* start RECORDS FOR PROCESSING *
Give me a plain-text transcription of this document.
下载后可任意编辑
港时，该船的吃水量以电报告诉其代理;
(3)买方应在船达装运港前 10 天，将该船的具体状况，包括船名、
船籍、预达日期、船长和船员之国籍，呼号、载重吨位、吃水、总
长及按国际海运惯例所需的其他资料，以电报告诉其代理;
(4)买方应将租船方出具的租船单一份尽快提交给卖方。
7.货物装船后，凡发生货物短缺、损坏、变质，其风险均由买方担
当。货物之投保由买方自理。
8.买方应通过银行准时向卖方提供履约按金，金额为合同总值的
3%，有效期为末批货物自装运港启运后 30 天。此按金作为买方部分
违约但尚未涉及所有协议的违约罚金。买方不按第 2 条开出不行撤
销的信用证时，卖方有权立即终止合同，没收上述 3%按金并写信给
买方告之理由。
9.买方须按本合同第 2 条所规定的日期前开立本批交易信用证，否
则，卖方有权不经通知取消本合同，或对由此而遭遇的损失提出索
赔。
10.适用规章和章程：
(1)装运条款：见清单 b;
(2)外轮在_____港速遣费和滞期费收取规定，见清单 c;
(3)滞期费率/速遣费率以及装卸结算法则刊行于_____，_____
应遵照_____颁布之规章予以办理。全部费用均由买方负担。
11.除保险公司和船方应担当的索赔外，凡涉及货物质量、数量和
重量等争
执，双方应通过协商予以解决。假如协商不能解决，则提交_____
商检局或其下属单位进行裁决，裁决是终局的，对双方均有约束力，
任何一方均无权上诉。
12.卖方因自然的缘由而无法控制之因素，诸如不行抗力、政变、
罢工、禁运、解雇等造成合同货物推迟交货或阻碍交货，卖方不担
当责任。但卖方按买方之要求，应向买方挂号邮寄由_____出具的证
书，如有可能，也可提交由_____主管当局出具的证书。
* end RECORDS FOR PROCESSING *
* start RECORDS FOR PROCESSING *
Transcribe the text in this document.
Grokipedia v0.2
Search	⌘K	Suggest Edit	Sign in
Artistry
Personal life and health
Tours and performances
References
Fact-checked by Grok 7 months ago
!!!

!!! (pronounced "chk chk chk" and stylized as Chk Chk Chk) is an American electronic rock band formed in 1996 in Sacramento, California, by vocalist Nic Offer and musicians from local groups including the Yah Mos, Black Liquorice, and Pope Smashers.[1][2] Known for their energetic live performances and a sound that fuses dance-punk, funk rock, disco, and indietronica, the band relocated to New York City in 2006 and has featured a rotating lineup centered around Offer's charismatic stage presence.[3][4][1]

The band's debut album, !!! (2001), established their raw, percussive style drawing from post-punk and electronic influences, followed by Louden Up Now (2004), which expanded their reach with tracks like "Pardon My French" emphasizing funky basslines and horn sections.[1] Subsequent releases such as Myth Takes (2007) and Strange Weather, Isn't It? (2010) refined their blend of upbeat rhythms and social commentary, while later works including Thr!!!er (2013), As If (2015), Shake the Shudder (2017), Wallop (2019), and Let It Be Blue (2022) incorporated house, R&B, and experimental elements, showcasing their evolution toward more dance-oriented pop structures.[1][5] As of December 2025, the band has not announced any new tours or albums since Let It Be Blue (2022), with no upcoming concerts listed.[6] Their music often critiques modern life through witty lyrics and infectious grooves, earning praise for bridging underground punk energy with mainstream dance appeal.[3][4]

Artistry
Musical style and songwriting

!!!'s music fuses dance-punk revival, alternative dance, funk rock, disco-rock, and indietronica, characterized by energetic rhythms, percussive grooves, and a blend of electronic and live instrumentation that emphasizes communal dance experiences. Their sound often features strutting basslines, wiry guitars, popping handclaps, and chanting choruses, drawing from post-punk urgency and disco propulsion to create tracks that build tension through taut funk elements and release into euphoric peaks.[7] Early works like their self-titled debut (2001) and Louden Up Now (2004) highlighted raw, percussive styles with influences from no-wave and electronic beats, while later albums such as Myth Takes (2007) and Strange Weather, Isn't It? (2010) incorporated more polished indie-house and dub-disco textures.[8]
* end RECORDS FOR PROCESSING *
> **WORK TO COMPLETE**:
Lines containing the string "such" are to be selected and copied.

> **ANSWER**:
The band's debut album, !!! (2001), established their raw, percussive style drawing from post-punk and electronic influences, followed by Louden Up Now (2004), which expanded their reach with tracks like "Pardon My French" emphasizing funky basslines and horn sections.[1] Subsequent releases such as Myth Takes (2007) and Strange Weather, Isn't It? (2010) refined their blend of upbeat rhythms and social commentary, while later works including Thr!!!er (2013), As If (2015), Shake the Shudder (2017), Wallop (2019), and Let It Be Blue (2022) incorporated house, R&B, and experimental elements, showcasing their evolution toward more dance-oriented pop structures.[1][5] As of December 2025, the band has not announced any new tours or albums since Let It Be Blue (2022), with no upcoming concerts listed.[6] Their music often critiques modern life through witty lyrics and infectious grooves, earning praise for bridging underground punk energy with mainstream dance appeal.[3][4]
!!!'s music fuses dance-punk revival, alternative dance, funk rock, disco-rock, and indietronica, characterized by energetic rhythms, percussive grooves, and a blend of electronic and live instrumentation that emphasizes communal dance experiences. Their sound often features strutting basslines, wiry guitars, popping handclaps, and chanting choruses, drawing from post-punk urgency and disco propulsion to create tracks that build tension through taut funk elements and release into euphoric peaks.[7] Early works like their self-titled debut (2001) and Louden Up Now (2004) highlighted raw, percussive styles with influences from no-wave and electronic beats, while later albums such as Myth Takes (2007) and Strange Weather, Isn't It? (2010) incorporated more polished indie-house and dub-disco textures.[8]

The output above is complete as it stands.